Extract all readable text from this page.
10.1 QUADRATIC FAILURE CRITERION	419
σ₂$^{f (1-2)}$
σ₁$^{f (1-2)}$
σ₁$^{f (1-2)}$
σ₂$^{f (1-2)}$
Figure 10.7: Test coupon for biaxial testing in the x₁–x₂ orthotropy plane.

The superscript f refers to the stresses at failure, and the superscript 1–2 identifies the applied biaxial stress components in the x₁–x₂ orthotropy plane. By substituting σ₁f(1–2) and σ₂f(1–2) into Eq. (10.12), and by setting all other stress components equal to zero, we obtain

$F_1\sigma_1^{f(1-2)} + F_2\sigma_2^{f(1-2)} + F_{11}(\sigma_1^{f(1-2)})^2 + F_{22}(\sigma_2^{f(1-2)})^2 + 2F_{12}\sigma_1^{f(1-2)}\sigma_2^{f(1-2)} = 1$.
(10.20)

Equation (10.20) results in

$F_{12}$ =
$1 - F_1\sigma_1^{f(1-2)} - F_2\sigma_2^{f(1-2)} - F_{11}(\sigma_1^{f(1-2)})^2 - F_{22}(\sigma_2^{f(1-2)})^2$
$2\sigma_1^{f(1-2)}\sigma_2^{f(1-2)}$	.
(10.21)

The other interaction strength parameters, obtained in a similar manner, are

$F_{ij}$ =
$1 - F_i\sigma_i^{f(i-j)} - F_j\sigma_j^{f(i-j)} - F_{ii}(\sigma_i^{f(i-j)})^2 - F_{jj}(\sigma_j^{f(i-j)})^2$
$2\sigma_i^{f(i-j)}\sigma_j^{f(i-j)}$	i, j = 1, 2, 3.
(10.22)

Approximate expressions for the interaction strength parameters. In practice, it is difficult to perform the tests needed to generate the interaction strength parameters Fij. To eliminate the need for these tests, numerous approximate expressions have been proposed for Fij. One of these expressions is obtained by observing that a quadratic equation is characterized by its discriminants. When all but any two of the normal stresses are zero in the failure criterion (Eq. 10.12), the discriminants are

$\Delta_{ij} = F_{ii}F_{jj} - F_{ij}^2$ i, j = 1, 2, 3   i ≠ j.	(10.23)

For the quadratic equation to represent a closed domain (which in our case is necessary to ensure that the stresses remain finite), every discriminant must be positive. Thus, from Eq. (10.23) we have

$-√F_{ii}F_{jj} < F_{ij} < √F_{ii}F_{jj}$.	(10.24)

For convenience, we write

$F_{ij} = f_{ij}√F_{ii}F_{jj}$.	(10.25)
· · · ·
• _EXERCISE PROMPT_
From the listing above, reproduce all the lines exactly.

• _THE OUTPUT_
Extract all readable text from this page.
10.1 QUADRATIC FAILURE CRITERION	419
σ₂$^{f (1-2)}$
σ₁$^{f (1-2)}$
σ₁$^{f (1-2)}$
σ₂$^{f (1-2)}$
Figure 10.7: Test coupon for biaxial testing in the x₁–x₂ orthotropy plane.

The superscript f refers to the stresses at failure, and the superscript 1–2 identifies the applied biaxial stress components in the x₁–x₂ orthotropy plane. By substituting σ₁f(1–2) and σ₂f(1–2) into Eq. (10.12), and by setting all other stress components equal to zero, we obtain

$F_1\sigma_1^{f(1-2)} + F_2\sigma_2^{f(1-2)} + F_{11}(\sigma_1^{f(1-2)})^2 + F_{22}(\sigma_2^{f(1-2)})^2 + 2F_{12}\sigma_1^{f(1-2)}\sigma_2^{f(1-2)} = 1$.
(10.20)

Equation (10.20) results in

$F_{12}$ =
$1 - F_1\sigma_1^{f(1-2)} - F_2\sigma_2^{f(1-2)} - F_{11}(\sigma_1^{f(1-2)})^2 - F_{22}(\sigma_2^{f(1-2)})^2$
$2\sigma_1^{f(1-2)}\sigma_2^{f(1-2)}$	.
(10.21)

The other interaction strength parameters, obtained in a similar manner, are

$F_{ij}$ =
$1 - F_i\sigma_i^{f(i-j)} - F_j\sigma_j^{f(i-j)} - F_{ii}(\sigma_i^{f(i-j)})^2 - F_{jj}(\sigma_j^{f(i-j)})^2$
$2\sigma_i^{f(i-j)}\sigma_j^{f(i-j)}$	i, j = 1, 2, 3.
(10.22)

Approximate expressions for the interaction strength parameters. In practice, it is difficult to perform the tests needed to generate the interaction strength parameters Fij. To eliminate the need for these tests, numerous approximate expressions have been proposed for Fij. One of these expressions is obtained by observing that a quadratic equation is characterized by its discriminants. When all but any two of the normal stresses are zero in the failure criterion (Eq. 10.12), the discriminants are

$\Delta_{ij} = F_{ii}F_{jj} - F_{ij}^2$ i, j = 1, 2, 3   i ≠ j.	(10.23)

For the quadratic equation to represent a closed domain (which in our case is necessary to ensure that the stresses remain finite), every discriminant must be positive. Thus, from Eq. (10.23) we have

$-√F_{ii}F_{jj} < F_{ij} < √F_{ii}F_{jj}$.	(10.24)

For convenience, we write

$F_{ij} = f_{ij}√F_{ii}F_{jj}$.	(10.25)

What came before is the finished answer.